Work to do →
Extract the records in full, leaving every picture out.

A run of records:
▬▬▬▬▬▬

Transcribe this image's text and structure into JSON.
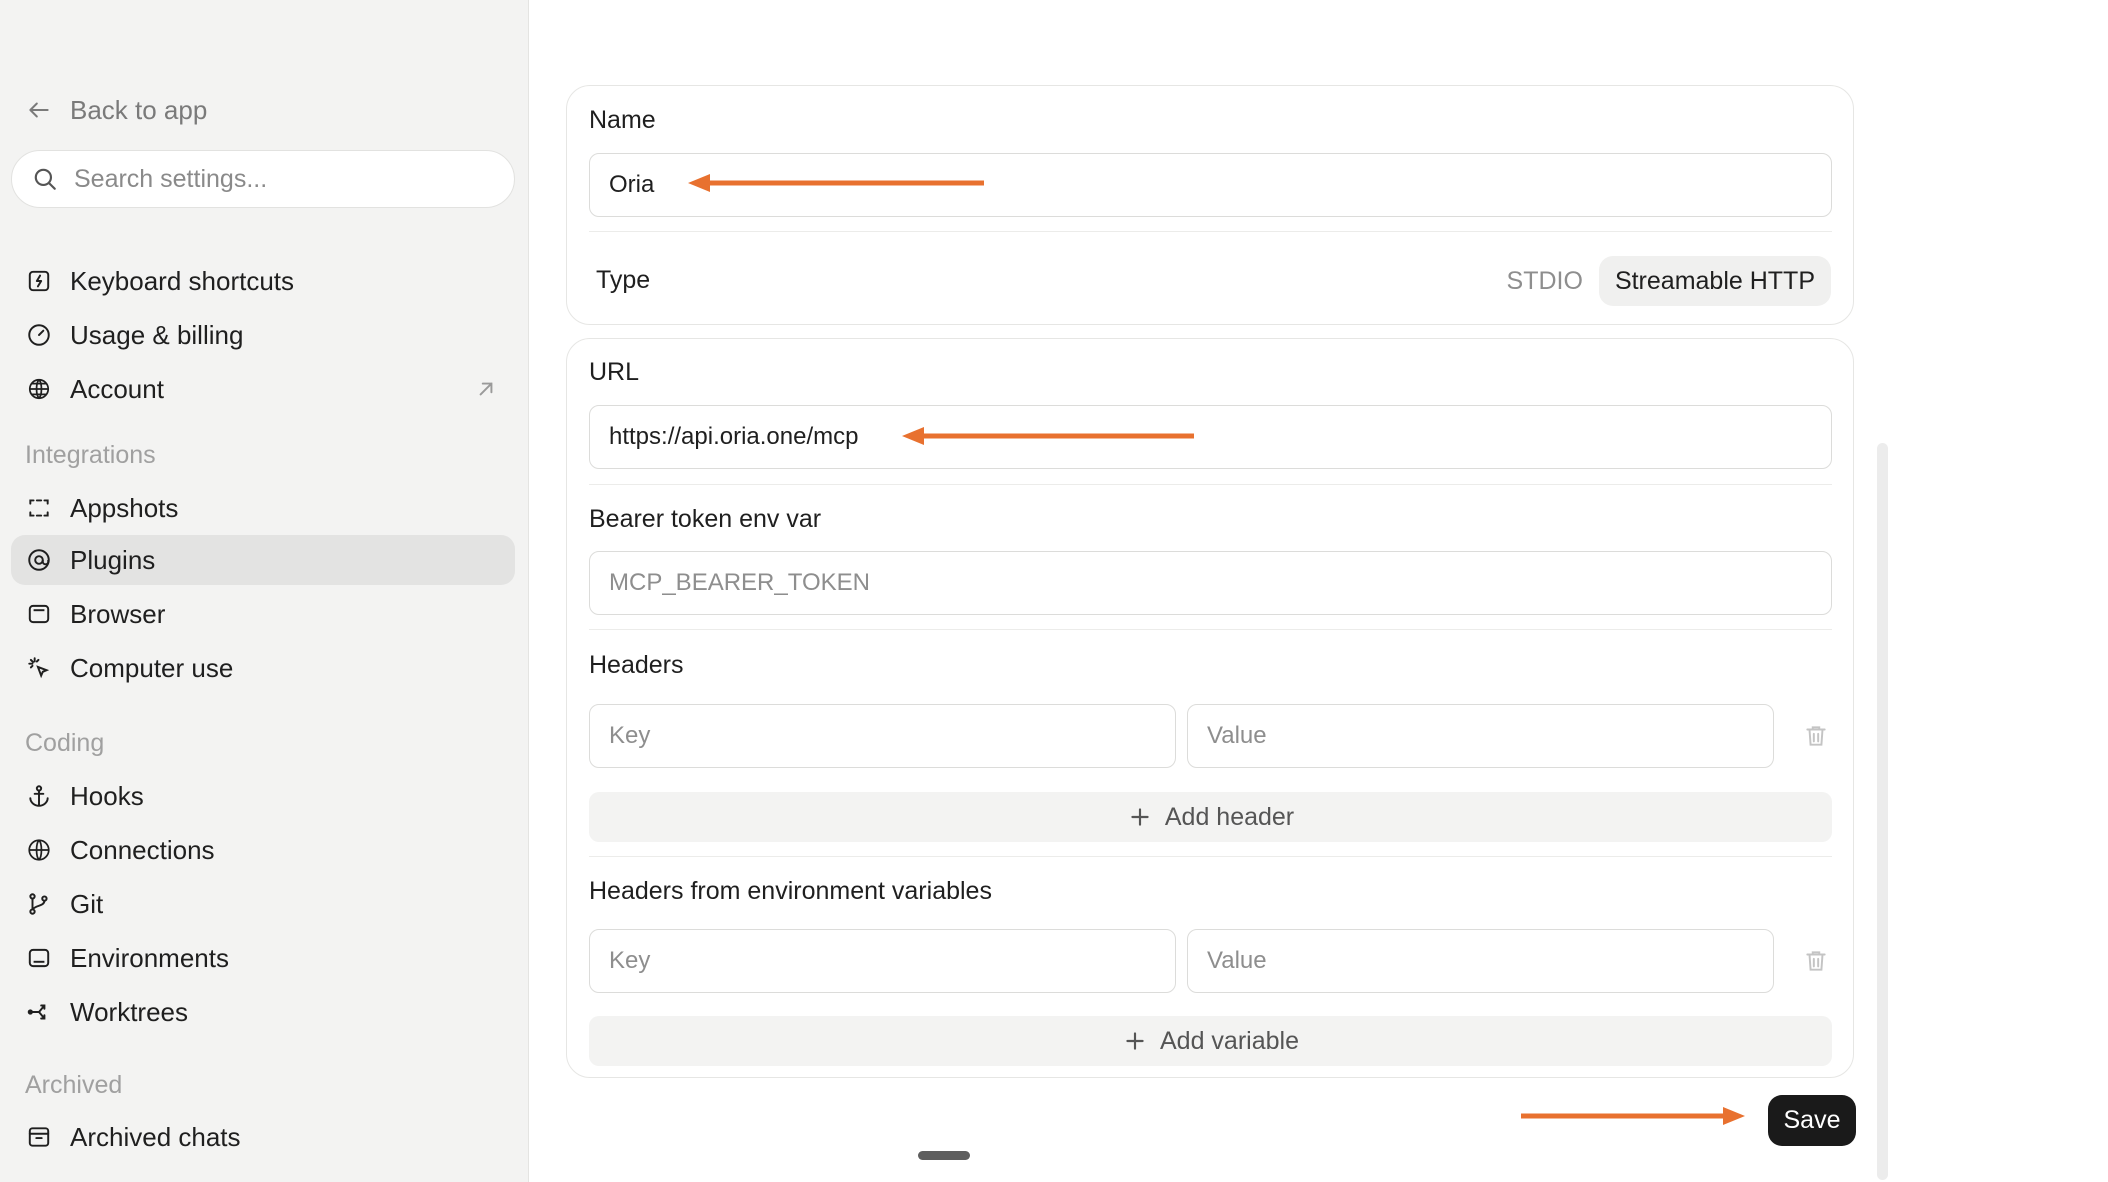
{
  "sidebar": {
    "back_label": "Back to app",
    "search_placeholder": "Search settings...",
    "items_top": [
      {
        "label": "Keyboard shortcuts",
        "icon": "keyboard-icon"
      },
      {
        "label": "Usage & billing",
        "icon": "gauge-icon"
      },
      {
        "label": "Account",
        "icon": "account-icon",
        "external": true
      }
    ],
    "integrations_label": "Integrations",
    "integrations": [
      {
        "label": "Appshots",
        "icon": "appshots-icon"
      },
      {
        "label": "Plugins",
        "icon": "plugins-icon",
        "active": true
      },
      {
        "label": "Browser",
        "icon": "browser-icon"
      },
      {
        "label": "Computer use",
        "icon": "cursor-click-icon"
      }
    ],
    "coding_label": "Coding",
    "coding": [
      {
        "label": "Hooks",
        "icon": "anchor-icon"
      },
      {
        "label": "Connections",
        "icon": "globe-icon"
      },
      {
        "label": "Git",
        "icon": "git-branch-icon"
      },
      {
        "label": "Environments",
        "icon": "environment-icon"
      },
      {
        "label": "Worktrees",
        "icon": "worktree-icon"
      }
    ],
    "archived_label": "Archived",
    "archived": [
      {
        "label": "Archived chats",
        "icon": "archive-icon"
      }
    ]
  },
  "form": {
    "name_label": "Name",
    "name_value": "Oria",
    "type_label": "Type",
    "type_options": [
      "STDIO",
      "Streamable HTTP"
    ],
    "type_selected": "Streamable HTTP",
    "url_label": "URL",
    "url_value": "https://api.oria.one/mcp",
    "bearer_label": "Bearer token env var",
    "bearer_placeholder": "MCP_BEARER_TOKEN",
    "headers_label": "Headers",
    "key_placeholder": "Key",
    "value_placeholder": "Value",
    "add_header_label": "Add header",
    "env_headers_label": "Headers from environment variables",
    "add_variable_label": "Add variable",
    "save_label": "Save"
  },
  "colors": {
    "annotation_arrow": "#e8712f",
    "sidebar_bg": "#f3f3f2",
    "save_bg": "#1a1a1a"
  }
}
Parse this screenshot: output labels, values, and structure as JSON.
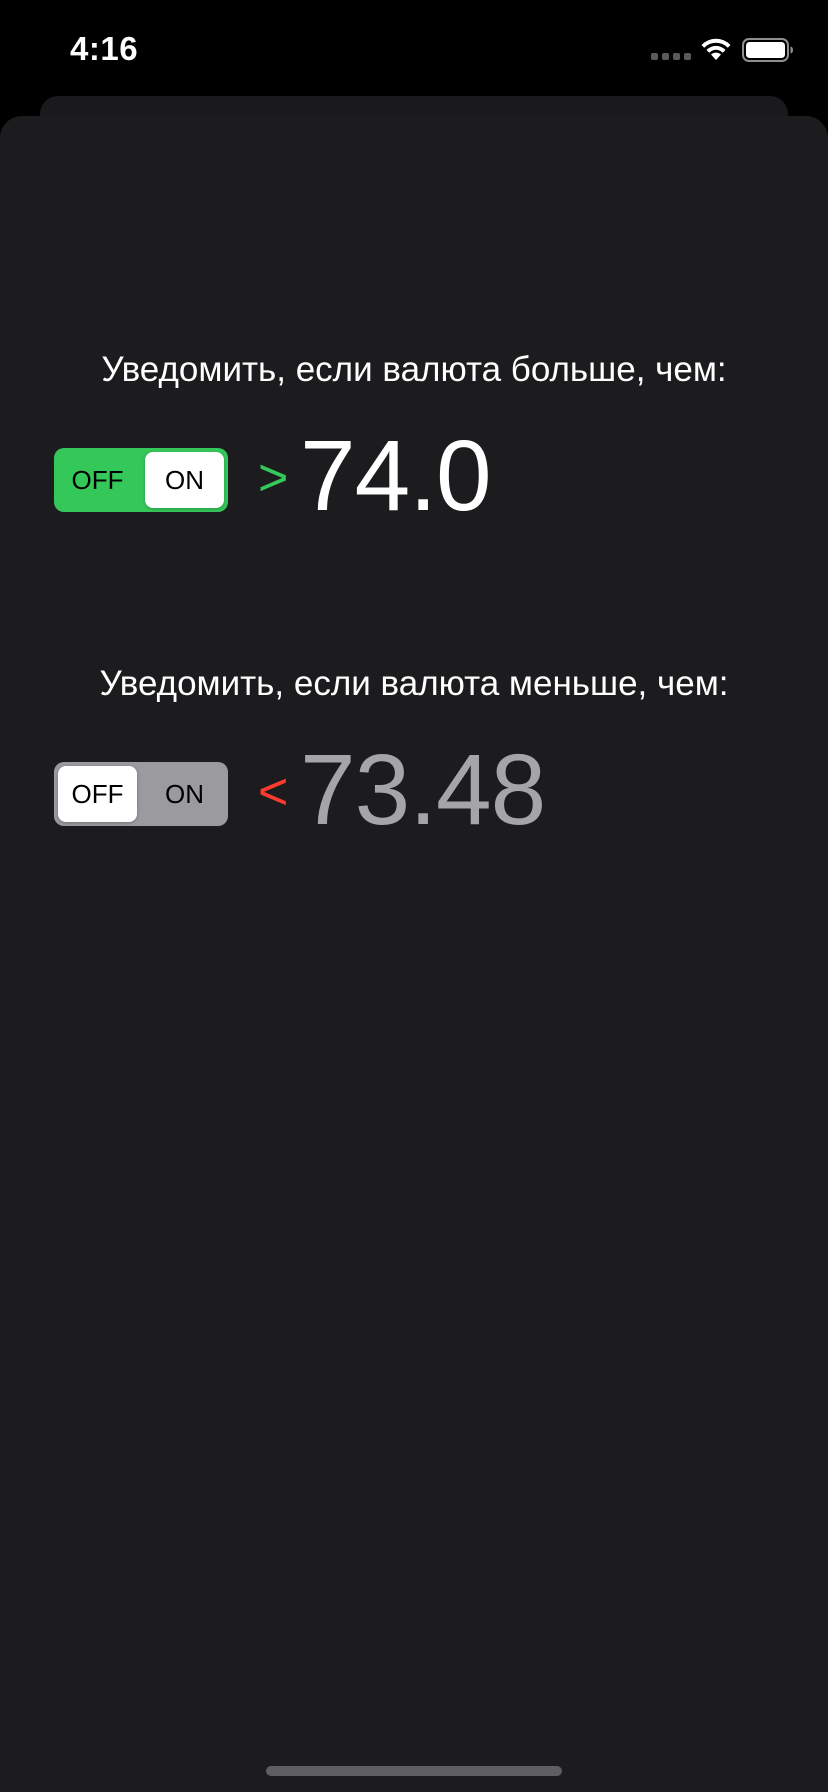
{
  "status_bar": {
    "time": "4:16"
  },
  "upper_alert": {
    "label": "Уведомить, если валюта больше, чем:",
    "toggle": {
      "off_label": "OFF",
      "on_label": "ON",
      "selected": "ON",
      "accent_color": "#34c759"
    },
    "sign": ">",
    "sign_color": "#34c759",
    "value": "74.0",
    "value_color": "#ffffff"
  },
  "lower_alert": {
    "label": "Уведомить, если валюта меньше, чем:",
    "toggle": {
      "off_label": "OFF",
      "on_label": "ON",
      "selected": "OFF",
      "accent_color": "#9a9a9f"
    },
    "sign": "<",
    "sign_color": "#ff3b30",
    "value": "73.48",
    "value_color": "#a5a5a9"
  },
  "icons": {
    "cellular": "cellular-signal-icon",
    "wifi": "wifi-icon",
    "battery": "battery-icon"
  }
}
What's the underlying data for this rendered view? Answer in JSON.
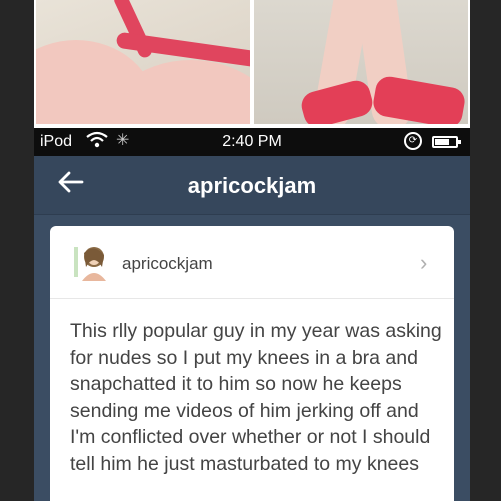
{
  "status_bar": {
    "carrier": "iPod",
    "time": "2:40 PM",
    "battery_level": 0.7
  },
  "nav": {
    "title": "apricockjam",
    "back_icon": "back-arrow-icon"
  },
  "post": {
    "username": "apricockjam",
    "text": "This rlly popular guy in my year was asking for nudes so I put my knees in a bra and snapchatted it to him so now he keeps sending me videos of him jerking off and I'm conflicted over whether or not I should tell him he just masturbated to my knees"
  },
  "colors": {
    "nav_bg": "#36475c",
    "screen_bg": "#3b4d63",
    "accent_pink": "#e33f57"
  }
}
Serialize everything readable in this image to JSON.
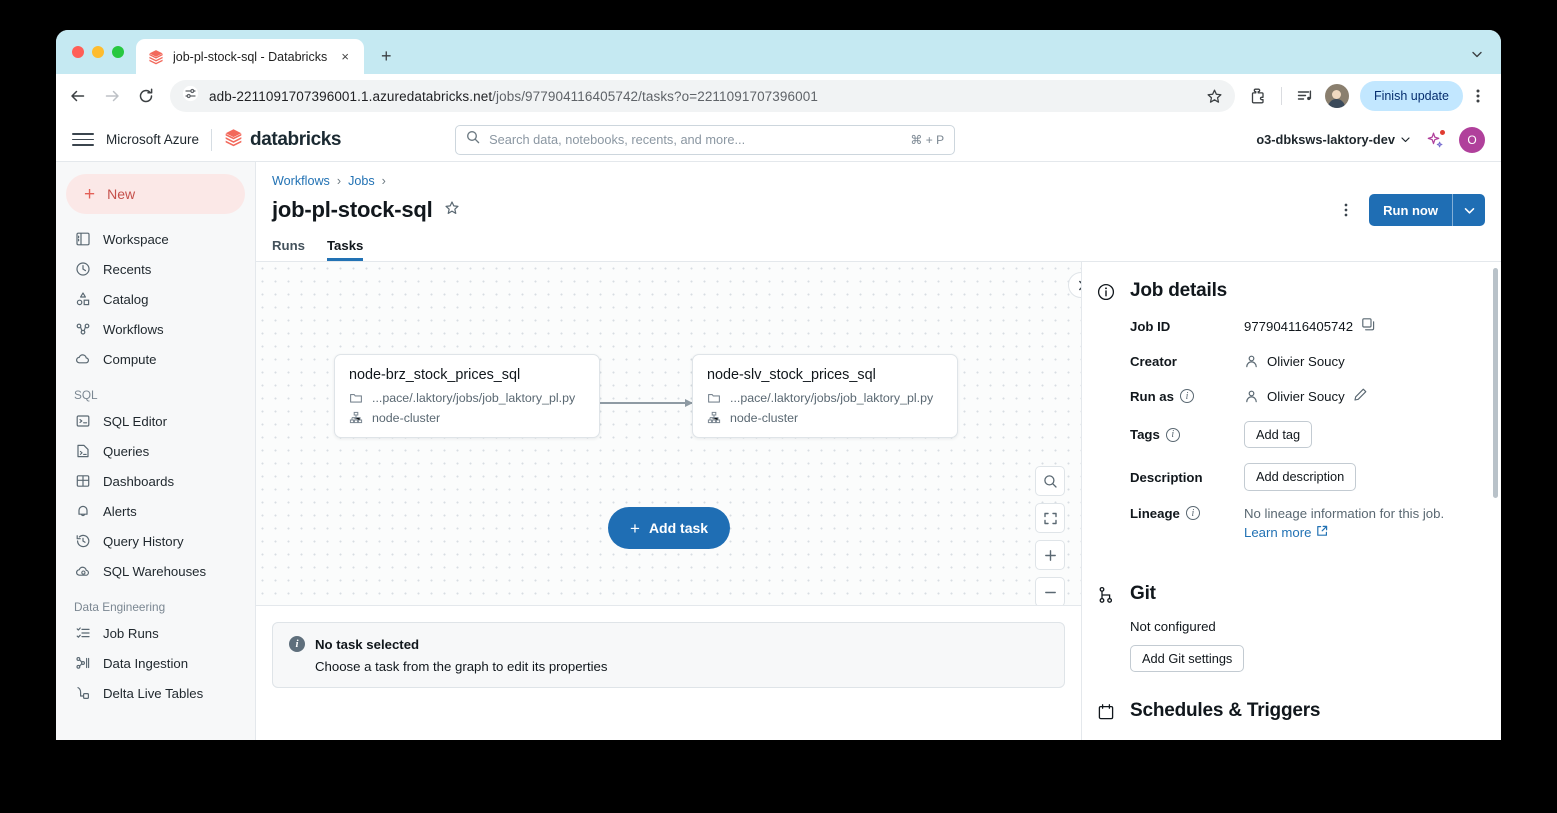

▬▬▬▬▬▬

Task response →
Transcribe this image's text and structure into JSON.
{
  "sidebar": {
    "back_label": "Back to app",
    "search_placeholder": "Search settings...",
    "items_top": [
      {
        "label": "Keyboard shortcuts",
        "icon": "keyboard-icon"
      },
      {
        "label": "Usage & billing",
        "icon": "gauge-icon"
      },
      {
        "label": "Account",
        "icon": "account-icon",
        "external": true
      }
    ],
    "integrations_label": "Integrations",
    "integrations": [
      {
        "label": "Appshots",
        "icon": "appshots-icon"
      },
      {
        "label": "Plugins",
        "icon": "plugins-icon",
        "active": true
      },
      {
        "label": "Browser",
        "icon": "browser-icon"
      },
      {
        "label": "Computer use",
        "icon": "cursor-click-icon"
      }
    ],
    "coding_label": "Coding",
    "coding": [
      {
        "label": "Hooks",
        "icon": "anchor-icon"
      },
      {
        "label": "Connections",
        "icon": "globe-icon"
      },
      {
        "label": "Git",
        "icon": "git-branch-icon"
      },
      {
        "label": "Environments",
        "icon": "environment-icon"
      },
      {
        "label": "Worktrees",
        "icon": "worktree-icon"
      }
    ],
    "archived_label": "Archived",
    "archived": [
      {
        "label": "Archived chats",
        "icon": "archive-icon"
      }
    ]
  },
  "form": {
    "name_label": "Name",
    "name_value": "Oria",
    "type_label": "Type",
    "type_options": [
      "STDIO",
      "Streamable HTTP"
    ],
    "type_selected": "Streamable HTTP",
    "url_label": "URL",
    "url_value": "https://api.oria.one/mcp",
    "bearer_label": "Bearer token env var",
    "bearer_placeholder": "MCP_BEARER_TOKEN",
    "headers_label": "Headers",
    "key_placeholder": "Key",
    "value_placeholder": "Value",
    "add_header_label": "Add header",
    "env_headers_label": "Headers from environment variables",
    "add_variable_label": "Add variable",
    "save_label": "Save"
  },
  "colors": {
    "annotation_arrow": "#e8712f",
    "sidebar_bg": "#f3f3f2",
    "save_bg": "#1a1a1a"
  }
}
Parse this screenshot: output labels, values, and structure as JSON.
{
  "status_bar": {
    "time": "4:16"
  },
  "upper_alert": {
    "label": "Уведомить, если валюта больше, чем:",
    "toggle": {
      "off_label": "OFF",
      "on_label": "ON",
      "selected": "ON",
      "accent_color": "#34c759"
    },
    "sign": ">",
    "sign_color": "#34c759",
    "value": "74.0",
    "value_color": "#ffffff"
  },
  "lower_alert": {
    "label": "Уведомить, если валюта меньше, чем:",
    "toggle": {
      "off_label": "OFF",
      "on_label": "ON",
      "selected": "OFF",
      "accent_color": "#9a9a9f"
    },
    "sign": "<",
    "sign_color": "#ff3b30",
    "value": "73.48",
    "value_color": "#a5a5a9"
  },
  "icons": {
    "cellular": "cellular-signal-icon",
    "wifi": "wifi-icon",
    "battery": "battery-icon"
  }
}
What's the underlying data for this rendered view? Answer in JSON.
{
  "status_bar": {
    "carrier": "iPod",
    "time": "2:40 PM",
    "battery_level": 0.7
  },
  "nav": {
    "title": "apricockjam",
    "back_icon": "back-arrow-icon"
  },
  "post": {
    "username": "apricockjam",
    "text": "This rlly popular guy in my year was asking for nudes so I put my knees in a bra and snapchatted it to him so now he keeps sending me videos of him jerking off and I'm conflicted over whether or not I should tell him he just masturbated to my knees"
  },
  "colors": {
    "nav_bg": "#36475c",
    "screen_bg": "#3b4d63",
    "accent_pink": "#e33f57"
  }
}
Serialize everything readable in this image to JSON.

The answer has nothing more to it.